Stored dataset items
- - - - - - -

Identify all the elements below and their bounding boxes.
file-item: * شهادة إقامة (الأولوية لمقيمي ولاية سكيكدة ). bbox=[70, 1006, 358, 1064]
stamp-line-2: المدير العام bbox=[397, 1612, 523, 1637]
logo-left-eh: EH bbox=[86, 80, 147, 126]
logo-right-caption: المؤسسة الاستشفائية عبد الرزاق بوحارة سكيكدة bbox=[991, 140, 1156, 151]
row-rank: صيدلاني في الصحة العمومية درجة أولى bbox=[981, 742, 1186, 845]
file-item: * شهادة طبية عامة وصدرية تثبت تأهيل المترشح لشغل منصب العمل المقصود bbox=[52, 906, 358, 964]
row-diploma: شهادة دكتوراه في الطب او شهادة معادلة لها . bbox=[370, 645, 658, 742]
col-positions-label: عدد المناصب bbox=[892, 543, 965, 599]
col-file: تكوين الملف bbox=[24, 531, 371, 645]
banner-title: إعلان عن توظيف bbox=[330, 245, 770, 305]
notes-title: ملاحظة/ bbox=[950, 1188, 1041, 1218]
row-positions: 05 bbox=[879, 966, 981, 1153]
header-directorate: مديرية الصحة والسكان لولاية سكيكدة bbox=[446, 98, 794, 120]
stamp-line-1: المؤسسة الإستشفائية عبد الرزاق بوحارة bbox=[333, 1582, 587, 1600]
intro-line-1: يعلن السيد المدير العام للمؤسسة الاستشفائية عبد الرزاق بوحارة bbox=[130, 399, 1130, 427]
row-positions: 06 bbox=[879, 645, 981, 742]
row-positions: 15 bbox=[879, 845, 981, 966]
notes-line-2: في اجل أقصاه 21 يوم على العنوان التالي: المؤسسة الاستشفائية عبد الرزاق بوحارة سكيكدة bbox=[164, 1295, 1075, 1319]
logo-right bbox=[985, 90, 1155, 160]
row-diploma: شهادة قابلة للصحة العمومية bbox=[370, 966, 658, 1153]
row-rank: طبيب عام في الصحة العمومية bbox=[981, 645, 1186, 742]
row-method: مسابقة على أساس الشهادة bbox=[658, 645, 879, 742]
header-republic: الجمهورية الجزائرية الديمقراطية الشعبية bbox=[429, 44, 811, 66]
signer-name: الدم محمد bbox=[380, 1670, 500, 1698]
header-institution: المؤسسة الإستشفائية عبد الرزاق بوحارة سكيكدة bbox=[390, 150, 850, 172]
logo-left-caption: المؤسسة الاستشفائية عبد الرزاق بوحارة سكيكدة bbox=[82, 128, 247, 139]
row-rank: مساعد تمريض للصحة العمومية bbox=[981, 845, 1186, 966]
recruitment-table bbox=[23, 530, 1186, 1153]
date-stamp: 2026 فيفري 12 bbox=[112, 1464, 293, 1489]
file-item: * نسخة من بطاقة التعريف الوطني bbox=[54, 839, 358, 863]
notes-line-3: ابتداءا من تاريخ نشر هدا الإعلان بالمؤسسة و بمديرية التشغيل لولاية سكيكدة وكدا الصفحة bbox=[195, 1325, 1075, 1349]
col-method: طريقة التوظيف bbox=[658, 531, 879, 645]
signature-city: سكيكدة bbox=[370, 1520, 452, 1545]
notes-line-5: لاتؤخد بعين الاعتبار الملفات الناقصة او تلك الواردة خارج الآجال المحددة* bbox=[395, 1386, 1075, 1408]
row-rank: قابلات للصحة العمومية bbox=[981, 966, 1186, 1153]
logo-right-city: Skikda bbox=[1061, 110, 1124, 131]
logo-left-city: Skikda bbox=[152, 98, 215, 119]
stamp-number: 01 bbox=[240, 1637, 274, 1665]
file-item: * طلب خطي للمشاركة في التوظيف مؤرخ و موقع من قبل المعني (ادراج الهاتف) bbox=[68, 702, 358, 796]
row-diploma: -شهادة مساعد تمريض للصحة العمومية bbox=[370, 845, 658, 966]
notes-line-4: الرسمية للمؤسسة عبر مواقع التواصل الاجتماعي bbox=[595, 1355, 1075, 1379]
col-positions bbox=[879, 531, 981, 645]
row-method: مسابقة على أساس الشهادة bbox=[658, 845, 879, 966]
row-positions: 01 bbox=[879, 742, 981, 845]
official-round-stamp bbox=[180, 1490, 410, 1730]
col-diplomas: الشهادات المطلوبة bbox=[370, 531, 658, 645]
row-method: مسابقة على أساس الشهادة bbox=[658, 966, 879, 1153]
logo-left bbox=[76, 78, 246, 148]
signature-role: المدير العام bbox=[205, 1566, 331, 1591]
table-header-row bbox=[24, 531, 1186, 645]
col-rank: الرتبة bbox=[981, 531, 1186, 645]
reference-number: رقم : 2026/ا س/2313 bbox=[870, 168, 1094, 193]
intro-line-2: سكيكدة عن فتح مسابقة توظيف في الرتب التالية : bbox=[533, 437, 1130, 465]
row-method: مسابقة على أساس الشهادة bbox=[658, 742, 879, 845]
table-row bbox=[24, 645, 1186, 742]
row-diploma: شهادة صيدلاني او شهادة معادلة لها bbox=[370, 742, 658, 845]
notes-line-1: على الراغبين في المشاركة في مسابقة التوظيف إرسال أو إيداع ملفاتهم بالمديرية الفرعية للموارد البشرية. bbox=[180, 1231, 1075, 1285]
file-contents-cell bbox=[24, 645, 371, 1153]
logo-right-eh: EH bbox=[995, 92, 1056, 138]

- - - - - - -

EXERCISE PROMPT:
Reproduce every line of the records above, unchanged.

TASK ANSWER:
Identify all the elements below and their bounding boxes.
file-item: * شهادة إقامة (الأولوية لمقيمي ولاية سكيكدة ). bbox=[70, 1006, 358, 1064]
stamp-line-2: المدير العام bbox=[397, 1612, 523, 1637]
logo-left-eh: EH bbox=[86, 80, 147, 126]
logo-right-caption: المؤسسة الاستشفائية عبد الرزاق بوحارة سكيكدة bbox=[991, 140, 1156, 151]
row-rank: صيدلاني في الصحة العمومية درجة أولى bbox=[981, 742, 1186, 845]
file-item: * شهادة طبية عامة وصدرية تثبت تأهيل المترشح لشغل منصب العمل المقصود bbox=[52, 906, 358, 964]
row-diploma: شهادة دكتوراه في الطب او شهادة معادلة لها . bbox=[370, 645, 658, 742]
col-positions-label: عدد المناصب bbox=[892, 543, 965, 599]
col-file: تكوين الملف bbox=[24, 531, 371, 645]
banner-title: إعلان عن توظيف bbox=[330, 245, 770, 305]
notes-title: ملاحظة/ bbox=[950, 1188, 1041, 1218]
row-positions: 05 bbox=[879, 966, 981, 1153]
header-directorate: مديرية الصحة والسكان لولاية سكيكدة bbox=[446, 98, 794, 120]
stamp-line-1: المؤسسة الإستشفائية عبد الرزاق بوحارة bbox=[333, 1582, 587, 1600]
intro-line-1: يعلن السيد المدير العام للمؤسسة الاستشفائية عبد الرزاق بوحارة bbox=[130, 399, 1130, 427]
row-positions: 06 bbox=[879, 645, 981, 742]
row-positions: 15 bbox=[879, 845, 981, 966]
notes-line-2: في اجل أقصاه 21 يوم على العنوان التالي: المؤسسة الاستشفائية عبد الرزاق بوحارة سكيكدة bbox=[164, 1295, 1075, 1319]
logo-right bbox=[985, 90, 1155, 160]
row-diploma: شهادة قابلة للصحة العمومية bbox=[370, 966, 658, 1153]
row-rank: طبيب عام في الصحة العمومية bbox=[981, 645, 1186, 742]
row-method: مسابقة على أساس الشهادة bbox=[658, 645, 879, 742]
header-republic: الجمهورية الجزائرية الديمقراطية الشعبية bbox=[429, 44, 811, 66]
signer-name: الدم محمد bbox=[380, 1670, 500, 1698]
header-institution: المؤسسة الإستشفائية عبد الرزاق بوحارة سكيكدة bbox=[390, 150, 850, 172]
logo-left-caption: المؤسسة الاستشفائية عبد الرزاق بوحارة سكيكدة bbox=[82, 128, 247, 139]
row-rank: مساعد تمريض للصحة العمومية bbox=[981, 845, 1186, 966]
recruitment-table bbox=[23, 530, 1186, 1153]
date-stamp: 2026 فيفري 12 bbox=[112, 1464, 293, 1489]
file-item: * نسخة من بطاقة التعريف الوطني bbox=[54, 839, 358, 863]
notes-line-3: ابتداءا من تاريخ نشر هدا الإعلان بالمؤسسة و بمديرية التشغيل لولاية سكيكدة وكدا الصفحة bbox=[195, 1325, 1075, 1349]
col-method: طريقة التوظيف bbox=[658, 531, 879, 645]
signature-city: سكيكدة bbox=[370, 1520, 452, 1545]
notes-line-5: لاتؤخد بعين الاعتبار الملفات الناقصة او تلك الواردة خارج الآجال المحددة* bbox=[395, 1386, 1075, 1408]
row-rank: قابلات للصحة العمومية bbox=[981, 966, 1186, 1153]
logo-right-city: Skikda bbox=[1061, 110, 1124, 131]
logo-left-city: Skikda bbox=[152, 98, 215, 119]
stamp-number: 01 bbox=[240, 1637, 274, 1665]
file-item: * طلب خطي للمشاركة في التوظيف مؤرخ و موقع من قبل المعني (ادراج الهاتف) bbox=[68, 702, 358, 796]
row-diploma: -شهادة مساعد تمريض للصحة العمومية bbox=[370, 845, 658, 966]
notes-line-4: الرسمية للمؤسسة عبر مواقع التواصل الاجتماعي bbox=[595, 1355, 1075, 1379]
col-positions bbox=[879, 531, 981, 645]
row-method: مسابقة على أساس الشهادة bbox=[658, 845, 879, 966]
row-positions: 01 bbox=[879, 742, 981, 845]
official-round-stamp bbox=[180, 1490, 410, 1730]
col-diplomas: الشهادات المطلوبة bbox=[370, 531, 658, 645]
row-method: مسابقة على أساس الشهادة bbox=[658, 966, 879, 1153]
logo-left bbox=[76, 78, 246, 148]
signature-role: المدير العام bbox=[205, 1566, 331, 1591]
table-header-row bbox=[24, 531, 1186, 645]
col-rank: الرتبة bbox=[981, 531, 1186, 645]
reference-number: رقم : 2026/ا س/2313 bbox=[870, 168, 1094, 193]
intro-line-2: سكيكدة عن فتح مسابقة توظيف في الرتب التالية : bbox=[533, 437, 1130, 465]
row-method: مسابقة على أساس الشهادة bbox=[658, 742, 879, 845]
table-row bbox=[24, 645, 1186, 742]
row-diploma: شهادة صيدلاني او شهادة معادلة لها bbox=[370, 742, 658, 845]
notes-line-1: على الراغبين في المشاركة في مسابقة التوظيف إرسال أو إيداع ملفاتهم بالمديرية الفرعية للموارد البشرية. bbox=[180, 1231, 1075, 1285]
file-contents-cell bbox=[24, 645, 371, 1153]
logo-right-eh: EH bbox=[995, 92, 1056, 138]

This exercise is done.